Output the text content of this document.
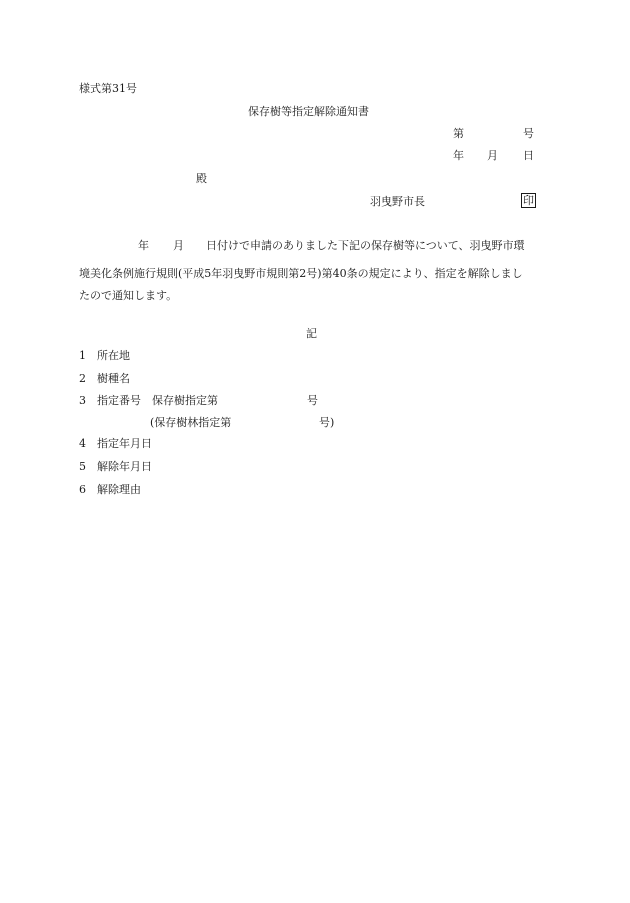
様式第31号
保存樹等指定解除通知書
第	号
年 月 日
殿
羽曳野市長	印
年 月 日付けで申請のありました下記の保存樹等について、羽曳野市環

境美化条例施行規則(平成5年羽曳野市規則第2号)第40条の規定により、指定を解除しまし
たので通知します。
記
1 所在地
2 樹種名
3 指定番号　保存樹指定第	号
(保存樹林指定第	号)
4 指定年月日
5 解除年月日
6 解除理由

--*--

* _Work to do_
Reproduce every record above exactly, but leave out the pictures.

* _Task output_
Output the text content of this document.
様式第31号
保存樹等指定解除通知書
第	号
年 月 日
殿
羽曳野市長	印
年 月 日付けで申請のありました下記の保存樹等について、羽曳野市環

境美化条例施行規則(平成5年羽曳野市規則第2号)第40条の規定により、指定を解除しまし
たので通知します。
記
1 所在地
2 樹種名
3 指定番号　保存樹指定第	号
(保存樹林指定第	号)
4 指定年月日
5 解除年月日
6 解除理由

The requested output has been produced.